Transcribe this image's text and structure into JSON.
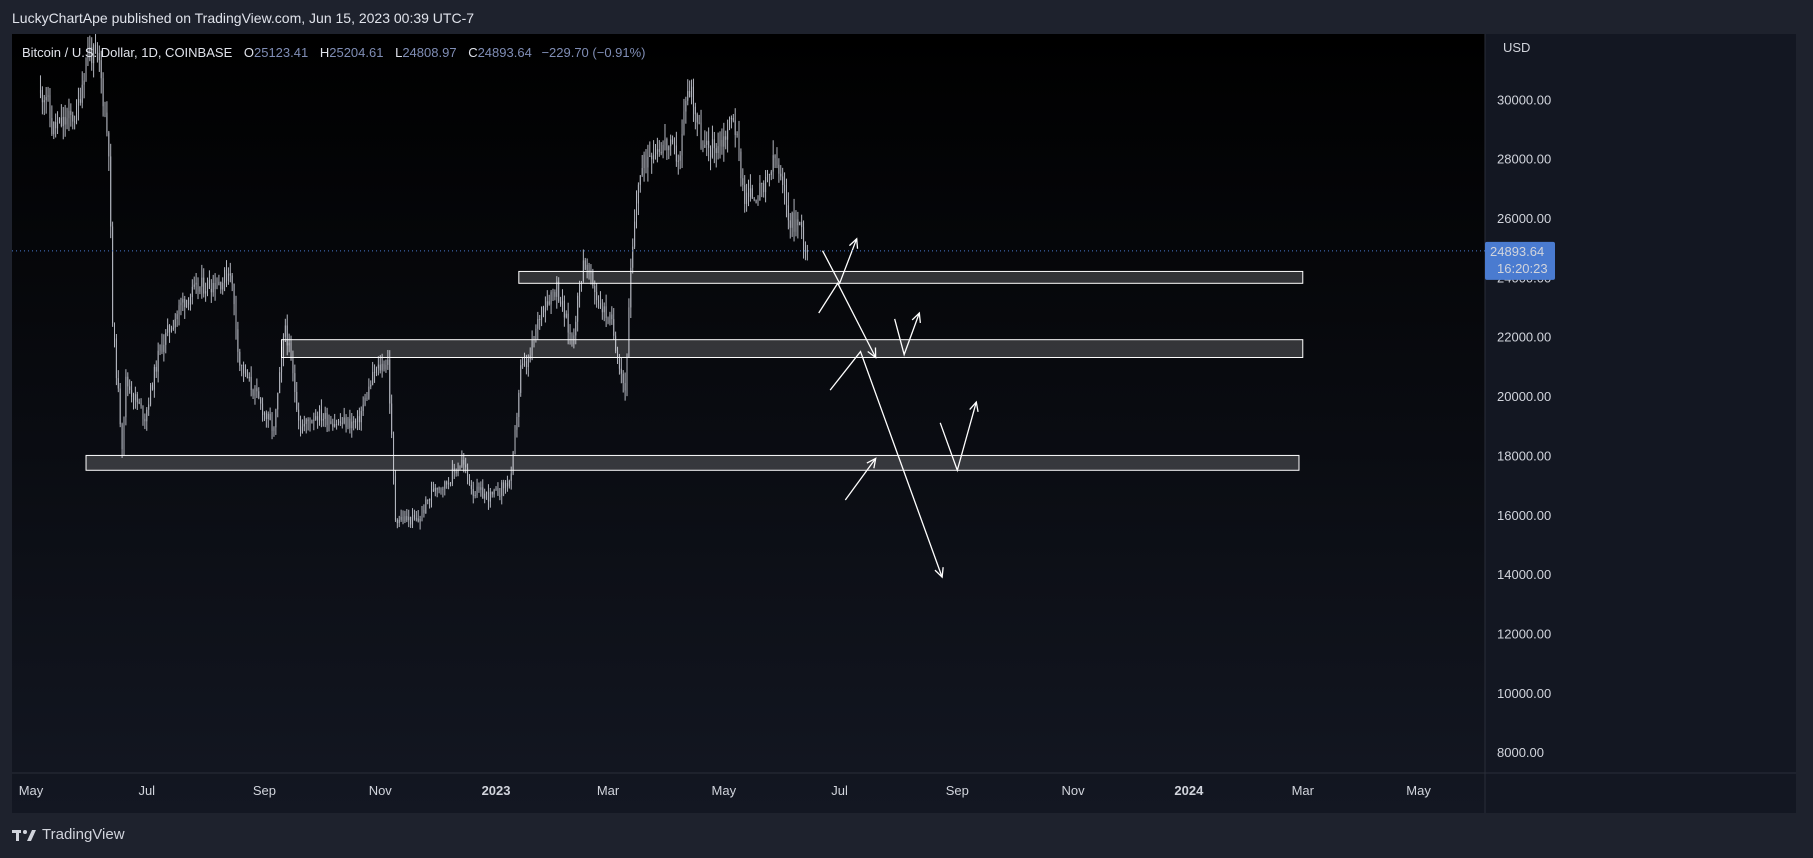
{
  "header": {
    "published_text": "LuckyChartApe published on TradingView.com, Jun 15, 2023 00:39 UTC-7"
  },
  "symbol": {
    "name": "Bitcoin / U.S. Dollar, 1D, COINBASE",
    "o_label": "O",
    "o_value": "25123.41",
    "h_label": "H",
    "h_value": "25204.61",
    "l_label": "L",
    "l_value": "24808.97",
    "c_label": "C",
    "c_value": "24893.64",
    "change": "−229.70 (−0.91%)"
  },
  "price_label": {
    "price": "24893.64",
    "countdown": "16:20:23"
  },
  "footer": {
    "brand": "TradingView"
  },
  "colors": {
    "background": "#000000",
    "candles": "#b2b5be",
    "zones": "#ffffff",
    "price_badge": "#4a7bd0",
    "panel": "#1e222d"
  },
  "icons": [
    "tradingview-logo-icon"
  ],
  "chart_data": {
    "type": "candlestick",
    "symbol": "BTCUSD",
    "timeframe": "1D",
    "currency": "USD",
    "x_tick_labels": [
      "May",
      "Jul",
      "Sep",
      "Nov",
      "2023",
      "Mar",
      "May",
      "Jul",
      "Sep",
      "Nov",
      "2024",
      "Mar",
      "May"
    ],
    "x_tick_dates": [
      "2022-05-01",
      "2022-07-01",
      "2022-09-01",
      "2022-11-01",
      "2023-01-01",
      "2023-03-01",
      "2023-05-01",
      "2023-07-01",
      "2023-09-01",
      "2023-11-01",
      "2024-01-01",
      "2024-03-01",
      "2024-05-01"
    ],
    "y_tick_labels": [
      "30000.00",
      "28000.00",
      "26000.00",
      "24000.00",
      "22000.00",
      "20000.00",
      "18000.00",
      "16000.00",
      "14000.00",
      "12000.00",
      "10000.00",
      "8000.00"
    ],
    "y_ticks": [
      30000,
      28000,
      26000,
      24000,
      22000,
      20000,
      18000,
      16000,
      14000,
      12000,
      10000,
      8000
    ],
    "y_range": [
      7300,
      32200
    ],
    "x_range": [
      "2022-04-21",
      "2024-06-05"
    ],
    "last_price": 24893.64,
    "closes": [
      [
        "2022-05-09",
        30200
      ],
      [
        "2022-05-12",
        29000
      ],
      [
        "2022-05-18",
        29200
      ],
      [
        "2022-05-25",
        29500
      ],
      [
        "2022-05-31",
        31700
      ],
      [
        "2022-06-06",
        31200
      ],
      [
        "2022-06-11",
        28400
      ],
      [
        "2022-06-13",
        22500
      ],
      [
        "2022-06-18",
        18400
      ],
      [
        "2022-06-20",
        20500
      ],
      [
        "2022-06-30",
        19300
      ],
      [
        "2022-07-08",
        21600
      ],
      [
        "2022-07-20",
        23200
      ],
      [
        "2022-07-30",
        23700
      ],
      [
        "2022-08-10",
        23900
      ],
      [
        "2022-08-14",
        24300
      ],
      [
        "2022-08-19",
        21100
      ],
      [
        "2022-08-26",
        20200
      ],
      [
        "2022-09-06",
        18800
      ],
      [
        "2022-09-12",
        22400
      ],
      [
        "2022-09-20",
        18900
      ],
      [
        "2022-09-28",
        19400
      ],
      [
        "2022-10-10",
        19100
      ],
      [
        "2022-10-20",
        19100
      ],
      [
        "2022-10-29",
        20800
      ],
      [
        "2022-11-05",
        21200
      ],
      [
        "2022-11-09",
        15900
      ],
      [
        "2022-11-21",
        15800
      ],
      [
        "2022-11-30",
        17000
      ],
      [
        "2022-12-05",
        17000
      ],
      [
        "2022-12-14",
        17800
      ],
      [
        "2022-12-20",
        16800
      ],
      [
        "2022-12-30",
        16600
      ],
      [
        "2023-01-09",
        17200
      ],
      [
        "2023-01-14",
        20900
      ],
      [
        "2023-01-18",
        21100
      ],
      [
        "2023-01-25",
        23000
      ],
      [
        "2023-02-02",
        23700
      ],
      [
        "2023-02-10",
        21800
      ],
      [
        "2023-02-16",
        24600
      ],
      [
        "2023-02-24",
        23200
      ],
      [
        "2023-03-03",
        22400
      ],
      [
        "2023-03-10",
        20200
      ],
      [
        "2023-03-13",
        24100
      ],
      [
        "2023-03-17",
        27300
      ],
      [
        "2023-03-23",
        28300
      ],
      [
        "2023-03-31",
        28500
      ],
      [
        "2023-04-08",
        28000
      ],
      [
        "2023-04-11",
        30200
      ],
      [
        "2023-04-14",
        30300
      ],
      [
        "2023-04-20",
        28300
      ],
      [
        "2023-04-26",
        28400
      ],
      [
        "2023-05-01",
        28700
      ],
      [
        "2023-05-06",
        29500
      ],
      [
        "2023-05-12",
        26700
      ],
      [
        "2023-05-22",
        26900
      ],
      [
        "2023-05-28",
        28000
      ],
      [
        "2023-06-05",
        25900
      ],
      [
        "2023-06-10",
        25800
      ],
      [
        "2023-06-14",
        24900
      ]
    ],
    "zones": [
      {
        "from": "2023-01-13",
        "to": "2024-03-01",
        "high": 24200,
        "low": 23800
      },
      {
        "from": "2022-09-10",
        "to": "2024-03-01",
        "high": 21900,
        "low": 21300
      },
      {
        "from": "2022-05-30",
        "to": "2024-02-28",
        "high": 18000,
        "low": 17500
      }
    ],
    "arrows": [
      [
        [
          "2023-06-22",
          24900
        ],
        [
          "2023-07-01",
          23800
        ],
        [
          "2023-07-10",
          25300
        ]
      ],
      [
        [
          "2023-06-20",
          22800
        ],
        [
          "2023-06-30",
          23800
        ],
        [
          "2023-07-20",
          21300
        ]
      ],
      [
        [
          "2023-07-30",
          22600
        ],
        [
          "2023-08-04",
          21400
        ],
        [
          "2023-08-12",
          22800
        ]
      ],
      [
        [
          "2023-06-26",
          20200
        ],
        [
          "2023-07-12",
          21500
        ],
        [
          "2023-08-24",
          13900
        ]
      ],
      [
        [
          "2023-07-04",
          16500
        ],
        [
          "2023-07-20",
          17900
        ]
      ],
      [
        [
          "2023-08-23",
          19100
        ],
        [
          "2023-09-01",
          17500
        ],
        [
          "2023-09-11",
          19800
        ]
      ]
    ]
  }
}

[WHAT YOU WILL DO] Your task is to set down the records shown above exactly, minus any pictures.

[ANSWER TO THE TASK]
Transcribe this image's text and structure into JSON.
{
  "header": {
    "published_text": "LuckyChartApe published on TradingView.com, Jun 15, 2023 00:39 UTC-7"
  },
  "symbol": {
    "name": "Bitcoin / U.S. Dollar, 1D, COINBASE",
    "o_label": "O",
    "o_value": "25123.41",
    "h_label": "H",
    "h_value": "25204.61",
    "l_label": "L",
    "l_value": "24808.97",
    "c_label": "C",
    "c_value": "24893.64",
    "change": "−229.70 (−0.91%)"
  },
  "price_label": {
    "price": "24893.64",
    "countdown": "16:20:23"
  },
  "footer": {
    "brand": "TradingView"
  },
  "colors": {
    "background": "#000000",
    "candles": "#b2b5be",
    "zones": "#ffffff",
    "price_badge": "#4a7bd0",
    "panel": "#1e222d"
  },
  "icons": [
    "tradingview-logo-icon"
  ],
  "chart_data": {
    "type": "candlestick",
    "symbol": "BTCUSD",
    "timeframe": "1D",
    "currency": "USD",
    "x_tick_labels": [
      "May",
      "Jul",
      "Sep",
      "Nov",
      "2023",
      "Mar",
      "May",
      "Jul",
      "Sep",
      "Nov",
      "2024",
      "Mar",
      "May"
    ],
    "x_tick_dates": [
      "2022-05-01",
      "2022-07-01",
      "2022-09-01",
      "2022-11-01",
      "2023-01-01",
      "2023-03-01",
      "2023-05-01",
      "2023-07-01",
      "2023-09-01",
      "2023-11-01",
      "2024-01-01",
      "2024-03-01",
      "2024-05-01"
    ],
    "y_tick_labels": [
      "30000.00",
      "28000.00",
      "26000.00",
      "24000.00",
      "22000.00",
      "20000.00",
      "18000.00",
      "16000.00",
      "14000.00",
      "12000.00",
      "10000.00",
      "8000.00"
    ],
    "y_ticks": [
      30000,
      28000,
      26000,
      24000,
      22000,
      20000,
      18000,
      16000,
      14000,
      12000,
      10000,
      8000
    ],
    "y_range": [
      7300,
      32200
    ],
    "x_range": [
      "2022-04-21",
      "2024-06-05"
    ],
    "last_price": 24893.64,
    "closes": [
      [
        "2022-05-09",
        30200
      ],
      [
        "2022-05-12",
        29000
      ],
      [
        "2022-05-18",
        29200
      ],
      [
        "2022-05-25",
        29500
      ],
      [
        "2022-05-31",
        31700
      ],
      [
        "2022-06-06",
        31200
      ],
      [
        "2022-06-11",
        28400
      ],
      [
        "2022-06-13",
        22500
      ],
      [
        "2022-06-18",
        18400
      ],
      [
        "2022-06-20",
        20500
      ],
      [
        "2022-06-30",
        19300
      ],
      [
        "2022-07-08",
        21600
      ],
      [
        "2022-07-20",
        23200
      ],
      [
        "2022-07-30",
        23700
      ],
      [
        "2022-08-10",
        23900
      ],
      [
        "2022-08-14",
        24300
      ],
      [
        "2022-08-19",
        21100
      ],
      [
        "2022-08-26",
        20200
      ],
      [
        "2022-09-06",
        18800
      ],
      [
        "2022-09-12",
        22400
      ],
      [
        "2022-09-20",
        18900
      ],
      [
        "2022-09-28",
        19400
      ],
      [
        "2022-10-10",
        19100
      ],
      [
        "2022-10-20",
        19100
      ],
      [
        "2022-10-29",
        20800
      ],
      [
        "2022-11-05",
        21200
      ],
      [
        "2022-11-09",
        15900
      ],
      [
        "2022-11-21",
        15800
      ],
      [
        "2022-11-30",
        17000
      ],
      [
        "2022-12-05",
        17000
      ],
      [
        "2022-12-14",
        17800
      ],
      [
        "2022-12-20",
        16800
      ],
      [
        "2022-12-30",
        16600
      ],
      [
        "2023-01-09",
        17200
      ],
      [
        "2023-01-14",
        20900
      ],
      [
        "2023-01-18",
        21100
      ],
      [
        "2023-01-25",
        23000
      ],
      [
        "2023-02-02",
        23700
      ],
      [
        "2023-02-10",
        21800
      ],
      [
        "2023-02-16",
        24600
      ],
      [
        "2023-02-24",
        23200
      ],
      [
        "2023-03-03",
        22400
      ],
      [
        "2023-03-10",
        20200
      ],
      [
        "2023-03-13",
        24100
      ],
      [
        "2023-03-17",
        27300
      ],
      [
        "2023-03-23",
        28300
      ],
      [
        "2023-03-31",
        28500
      ],
      [
        "2023-04-08",
        28000
      ],
      [
        "2023-04-11",
        30200
      ],
      [
        "2023-04-14",
        30300
      ],
      [
        "2023-04-20",
        28300
      ],
      [
        "2023-04-26",
        28400
      ],
      [
        "2023-05-01",
        28700
      ],
      [
        "2023-05-06",
        29500
      ],
      [
        "2023-05-12",
        26700
      ],
      [
        "2023-05-22",
        26900
      ],
      [
        "2023-05-28",
        28000
      ],
      [
        "2023-06-05",
        25900
      ],
      [
        "2023-06-10",
        25800
      ],
      [
        "2023-06-14",
        24900
      ]
    ],
    "zones": [
      {
        "from": "2023-01-13",
        "to": "2024-03-01",
        "high": 24200,
        "low": 23800
      },
      {
        "from": "2022-09-10",
        "to": "2024-03-01",
        "high": 21900,
        "low": 21300
      },
      {
        "from": "2022-05-30",
        "to": "2024-02-28",
        "high": 18000,
        "low": 17500
      }
    ],
    "arrows": [
      [
        [
          "2023-06-22",
          24900
        ],
        [
          "2023-07-01",
          23800
        ],
        [
          "2023-07-10",
          25300
        ]
      ],
      [
        [
          "2023-06-20",
          22800
        ],
        [
          "2023-06-30",
          23800
        ],
        [
          "2023-07-20",
          21300
        ]
      ],
      [
        [
          "2023-07-30",
          22600
        ],
        [
          "2023-08-04",
          21400
        ],
        [
          "2023-08-12",
          22800
        ]
      ],
      [
        [
          "2023-06-26",
          20200
        ],
        [
          "2023-07-12",
          21500
        ],
        [
          "2023-08-24",
          13900
        ]
      ],
      [
        [
          "2023-07-04",
          16500
        ],
        [
          "2023-07-20",
          17900
        ]
      ],
      [
        [
          "2023-08-23",
          19100
        ],
        [
          "2023-09-01",
          17500
        ],
        [
          "2023-09-11",
          19800
        ]
      ]
    ]
  }
}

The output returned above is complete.